# INPUT ROWS start

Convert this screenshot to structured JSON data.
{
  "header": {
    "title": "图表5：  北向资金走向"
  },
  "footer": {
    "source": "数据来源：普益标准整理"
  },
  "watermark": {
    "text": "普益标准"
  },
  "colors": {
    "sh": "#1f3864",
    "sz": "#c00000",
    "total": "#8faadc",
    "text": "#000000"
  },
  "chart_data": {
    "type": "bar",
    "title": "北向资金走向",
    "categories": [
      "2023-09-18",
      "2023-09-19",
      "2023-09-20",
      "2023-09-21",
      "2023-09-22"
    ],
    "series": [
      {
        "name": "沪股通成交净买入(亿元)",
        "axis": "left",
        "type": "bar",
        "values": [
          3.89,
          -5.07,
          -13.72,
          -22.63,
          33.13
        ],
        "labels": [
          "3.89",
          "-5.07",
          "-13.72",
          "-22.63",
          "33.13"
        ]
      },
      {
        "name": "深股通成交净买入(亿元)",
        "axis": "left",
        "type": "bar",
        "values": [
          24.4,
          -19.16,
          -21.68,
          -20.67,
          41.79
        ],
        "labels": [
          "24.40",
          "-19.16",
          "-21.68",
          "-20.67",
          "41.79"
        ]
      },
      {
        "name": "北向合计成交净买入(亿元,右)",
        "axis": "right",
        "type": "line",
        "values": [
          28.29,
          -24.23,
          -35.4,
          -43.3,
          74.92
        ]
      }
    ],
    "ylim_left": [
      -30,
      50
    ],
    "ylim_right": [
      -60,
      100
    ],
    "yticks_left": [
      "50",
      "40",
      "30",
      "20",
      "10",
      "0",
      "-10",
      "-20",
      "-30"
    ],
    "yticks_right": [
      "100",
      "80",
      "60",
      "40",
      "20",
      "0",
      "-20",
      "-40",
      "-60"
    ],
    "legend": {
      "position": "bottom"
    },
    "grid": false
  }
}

# INPUT ROWS end

Each line of the listing above should be output exactly.

Convert this screenshot to structured JSON data.
{
  "header": {
    "title": "图表5：  北向资金走向"
  },
  "footer": {
    "source": "数据来源：普益标准整理"
  },
  "watermark": {
    "text": "普益标准"
  },
  "colors": {
    "sh": "#1f3864",
    "sz": "#c00000",
    "total": "#8faadc",
    "text": "#000000"
  },
  "chart_data": {
    "type": "bar",
    "title": "北向资金走向",
    "categories": [
      "2023-09-18",
      "2023-09-19",
      "2023-09-20",
      "2023-09-21",
      "2023-09-22"
    ],
    "series": [
      {
        "name": "沪股通成交净买入(亿元)",
        "axis": "left",
        "type": "bar",
        "values": [
          3.89,
          -5.07,
          -13.72,
          -22.63,
          33.13
        ],
        "labels": [
          "3.89",
          "-5.07",
          "-13.72",
          "-22.63",
          "33.13"
        ]
      },
      {
        "name": "深股通成交净买入(亿元)",
        "axis": "left",
        "type": "bar",
        "values": [
          24.4,
          -19.16,
          -21.68,
          -20.67,
          41.79
        ],
        "labels": [
          "24.40",
          "-19.16",
          "-21.68",
          "-20.67",
          "41.79"
        ]
      },
      {
        "name": "北向合计成交净买入(亿元,右)",
        "axis": "right",
        "type": "line",
        "values": [
          28.29,
          -24.23,
          -35.4,
          -43.3,
          74.92
        ]
      }
    ],
    "ylim_left": [
      -30,
      50
    ],
    "ylim_right": [
      -60,
      100
    ],
    "yticks_left": [
      "50",
      "40",
      "30",
      "20",
      "10",
      "0",
      "-10",
      "-20",
      "-30"
    ],
    "yticks_right": [
      "100",
      "80",
      "60",
      "40",
      "20",
      "0",
      "-20",
      "-40",
      "-60"
    ],
    "legend": {
      "position": "bottom"
    },
    "grid": false
  }
}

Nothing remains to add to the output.